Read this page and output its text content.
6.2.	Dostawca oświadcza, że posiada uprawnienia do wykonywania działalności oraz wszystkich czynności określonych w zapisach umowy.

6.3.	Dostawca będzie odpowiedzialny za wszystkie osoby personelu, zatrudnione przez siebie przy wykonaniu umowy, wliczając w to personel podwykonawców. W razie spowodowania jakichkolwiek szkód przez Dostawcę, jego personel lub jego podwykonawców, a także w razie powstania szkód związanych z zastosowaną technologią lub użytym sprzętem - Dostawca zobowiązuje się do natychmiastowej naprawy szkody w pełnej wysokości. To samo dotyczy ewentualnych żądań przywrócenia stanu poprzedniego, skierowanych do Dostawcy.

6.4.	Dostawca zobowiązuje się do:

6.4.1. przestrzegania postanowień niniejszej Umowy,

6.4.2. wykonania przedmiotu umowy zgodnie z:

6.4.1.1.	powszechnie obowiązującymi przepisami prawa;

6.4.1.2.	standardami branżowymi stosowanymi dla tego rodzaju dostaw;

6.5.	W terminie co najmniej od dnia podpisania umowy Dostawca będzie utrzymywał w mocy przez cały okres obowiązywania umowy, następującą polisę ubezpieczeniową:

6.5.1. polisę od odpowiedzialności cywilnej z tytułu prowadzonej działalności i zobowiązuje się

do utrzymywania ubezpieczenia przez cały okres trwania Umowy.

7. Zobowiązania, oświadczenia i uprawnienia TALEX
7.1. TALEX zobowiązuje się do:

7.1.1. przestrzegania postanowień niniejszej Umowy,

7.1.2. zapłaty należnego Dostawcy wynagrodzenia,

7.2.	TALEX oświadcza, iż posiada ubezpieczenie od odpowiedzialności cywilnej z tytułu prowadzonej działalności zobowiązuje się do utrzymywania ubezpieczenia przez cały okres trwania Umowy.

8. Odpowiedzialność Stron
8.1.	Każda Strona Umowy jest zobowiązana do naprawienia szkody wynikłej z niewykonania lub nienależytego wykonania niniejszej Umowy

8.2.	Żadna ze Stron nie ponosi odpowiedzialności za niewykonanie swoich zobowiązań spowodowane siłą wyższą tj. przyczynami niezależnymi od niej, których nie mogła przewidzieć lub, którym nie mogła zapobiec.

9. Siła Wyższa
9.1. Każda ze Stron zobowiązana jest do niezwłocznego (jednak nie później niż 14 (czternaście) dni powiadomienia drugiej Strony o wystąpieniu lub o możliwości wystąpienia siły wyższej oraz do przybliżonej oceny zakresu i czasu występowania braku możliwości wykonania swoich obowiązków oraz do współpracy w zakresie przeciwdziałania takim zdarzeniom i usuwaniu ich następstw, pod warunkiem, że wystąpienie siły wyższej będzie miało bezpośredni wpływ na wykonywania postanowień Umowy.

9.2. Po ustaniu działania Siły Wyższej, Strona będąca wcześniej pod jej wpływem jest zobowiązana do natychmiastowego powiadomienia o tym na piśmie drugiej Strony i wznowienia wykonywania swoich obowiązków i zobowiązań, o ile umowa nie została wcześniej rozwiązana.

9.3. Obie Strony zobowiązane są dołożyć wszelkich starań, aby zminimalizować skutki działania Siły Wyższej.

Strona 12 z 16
──────
Your task → Print all of the entries exactly as they are written.

Worked answer →
Read this page and output its text content.
6.2.	Dostawca oświadcza, że posiada uprawnienia do wykonywania działalności oraz wszystkich czynności określonych w zapisach umowy.

6.3.	Dostawca będzie odpowiedzialny za wszystkie osoby personelu, zatrudnione przez siebie przy wykonaniu umowy, wliczając w to personel podwykonawców. W razie spowodowania jakichkolwiek szkód przez Dostawcę, jego personel lub jego podwykonawców, a także w razie powstania szkód związanych z zastosowaną technologią lub użytym sprzętem - Dostawca zobowiązuje się do natychmiastowej naprawy szkody w pełnej wysokości. To samo dotyczy ewentualnych żądań przywrócenia stanu poprzedniego, skierowanych do Dostawcy.

6.4.	Dostawca zobowiązuje się do:

6.4.1. przestrzegania postanowień niniejszej Umowy,

6.4.2. wykonania przedmiotu umowy zgodnie z:

6.4.1.1.	powszechnie obowiązującymi przepisami prawa;

6.4.1.2.	standardami branżowymi stosowanymi dla tego rodzaju dostaw;

6.5.	W terminie co najmniej od dnia podpisania umowy Dostawca będzie utrzymywał w mocy przez cały okres obowiązywania umowy, następującą polisę ubezpieczeniową:

6.5.1. polisę od odpowiedzialności cywilnej z tytułu prowadzonej działalności i zobowiązuje się

do utrzymywania ubezpieczenia przez cały okres trwania Umowy.

7. Zobowiązania, oświadczenia i uprawnienia TALEX
7.1. TALEX zobowiązuje się do:

7.1.1. przestrzegania postanowień niniejszej Umowy,

7.1.2. zapłaty należnego Dostawcy wynagrodzenia,

7.2.	TALEX oświadcza, iż posiada ubezpieczenie od odpowiedzialności cywilnej z tytułu prowadzonej działalności zobowiązuje się do utrzymywania ubezpieczenia przez cały okres trwania Umowy.

8. Odpowiedzialność Stron
8.1.	Każda Strona Umowy jest zobowiązana do naprawienia szkody wynikłej z niewykonania lub nienależytego wykonania niniejszej Umowy

8.2.	Żadna ze Stron nie ponosi odpowiedzialności za niewykonanie swoich zobowiązań spowodowane siłą wyższą tj. przyczynami niezależnymi od niej, których nie mogła przewidzieć lub, którym nie mogła zapobiec.

9. Siła Wyższa
9.1. Każda ze Stron zobowiązana jest do niezwłocznego (jednak nie później niż 14 (czternaście) dni powiadomienia drugiej Strony o wystąpieniu lub o możliwości wystąpienia siły wyższej oraz do przybliżonej oceny zakresu i czasu występowania braku możliwości wykonania swoich obowiązków oraz do współpracy w zakresie przeciwdziałania takim zdarzeniom i usuwaniu ich następstw, pod warunkiem, że wystąpienie siły wyższej będzie miało bezpośredni wpływ na wykonywania postanowień Umowy.

9.2. Po ustaniu działania Siły Wyższej, Strona będąca wcześniej pod jej wpływem jest zobowiązana do natychmiastowego powiadomienia o tym na piśmie drugiej Strony i wznowienia wykonywania swoich obowiązków i zobowiązań, o ile umowa nie została wcześniej rozwiązana.

9.3. Obie Strony zobowiązane są dołożyć wszelkich starań, aby zminimalizować skutki działania Siły Wyższej.

Strona 12 z 16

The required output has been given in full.